- **Provided records**
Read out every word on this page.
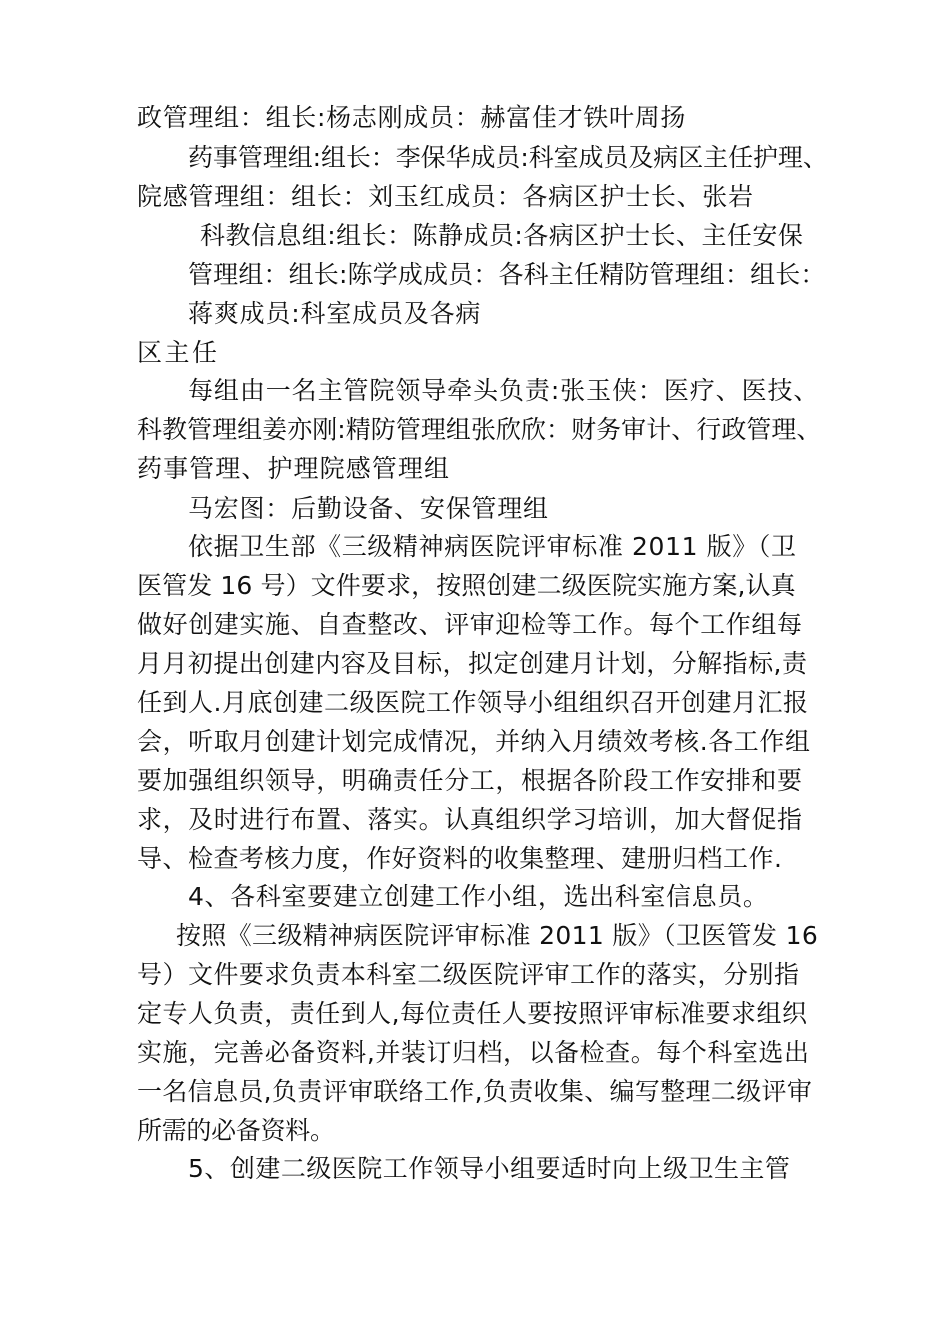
政管理组：组长:杨志刚成员：赫富佳才铁叶周扬

药事管理组:组长：李保华成员:科室成员及病区主任护理、

院感管理组：组长：刘玉红成员：各病区护士长、张岩

科教信息组:组长：陈静成员:各病区护士长、主任安保

管理组：组长:陈学成成员：各科主任精防管理组：组长：

蒋爽成员:科室成员及各病

区主任

每组由一名主管院领导牵头负责:张玉侠：医疗、医技、

科教管理组姜亦刚:精防管理组张欣欣：财务审计、行政管理、

药事管理、护理院感管理组

马宏图：后勤设备、安保管理组

依据卫生部《三级精神病医院评审标准 2011 版》（卫

医管发 16 号）文件要求，按照创建二级医院实施方案,认真

做好创建实施、自查整改、评审迎检等工作。每个工作组每

月月初提出创建内容及目标，拟定创建月计划，分解指标,责

任到人.月底创建二级医院工作领导小组组织召开创建月汇报

会，听取月创建计划完成情况，并纳入月绩效考核.各工作组

要加强组织领导，明确责任分工，根据各阶段工作安排和要

求，及时进行布置、落实。认真组织学习培训，加大督促指

导、检查考核力度，作好资料的收集整理、建册归档工作.

4、各科室要建立创建工作小组，选出科室信息员。

按照《三级精神病医院评审标准 2011 版》（卫医管发 16

号）文件要求负责本科室二级医院评审工作的落实，分别指

定专人负责，责任到人,每位责任人要按照评审标准要求组织

实施，完善必备资料,并装订归档，以备检查。每个科室选出

一名信息员,负责评审联络工作,负责收集、编写整理二级评审

所需的必备资料。

5、创建二级医院工作领导小组要适时向上级卫生主管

- **Task objective**
All the lines above are to be reproduced exactly, except the pictures.

- **Answer in full**
Read out every word on this page.
政管理组：组长:杨志刚成员：赫富佳才铁叶周扬

药事管理组:组长：李保华成员:科室成员及病区主任护理、

院感管理组：组长：刘玉红成员：各病区护士长、张岩

科教信息组:组长：陈静成员:各病区护士长、主任安保

管理组：组长:陈学成成员：各科主任精防管理组：组长：

蒋爽成员:科室成员及各病

区主任

每组由一名主管院领导牵头负责:张玉侠：医疗、医技、

科教管理组姜亦刚:精防管理组张欣欣：财务审计、行政管理、

药事管理、护理院感管理组

马宏图：后勤设备、安保管理组

依据卫生部《三级精神病医院评审标准 2011 版》（卫

医管发 16 号）文件要求，按照创建二级医院实施方案,认真

做好创建实施、自查整改、评审迎检等工作。每个工作组每

月月初提出创建内容及目标，拟定创建月计划，分解指标,责

任到人.月底创建二级医院工作领导小组组织召开创建月汇报

会，听取月创建计划完成情况，并纳入月绩效考核.各工作组

要加强组织领导，明确责任分工，根据各阶段工作安排和要

求，及时进行布置、落实。认真组织学习培训，加大督促指

导、检查考核力度，作好资料的收集整理、建册归档工作.

4、各科室要建立创建工作小组，选出科室信息员。

按照《三级精神病医院评审标准 2011 版》（卫医管发 16

号）文件要求负责本科室二级医院评审工作的落实，分别指

定专人负责，责任到人,每位责任人要按照评审标准要求组织

实施，完善必备资料,并装订归档，以备检查。每个科室选出

一名信息员,负责评审联络工作,负责收集、编写整理二级评审

所需的必备资料。

5、创建二级医院工作领导小组要适时向上级卫生主管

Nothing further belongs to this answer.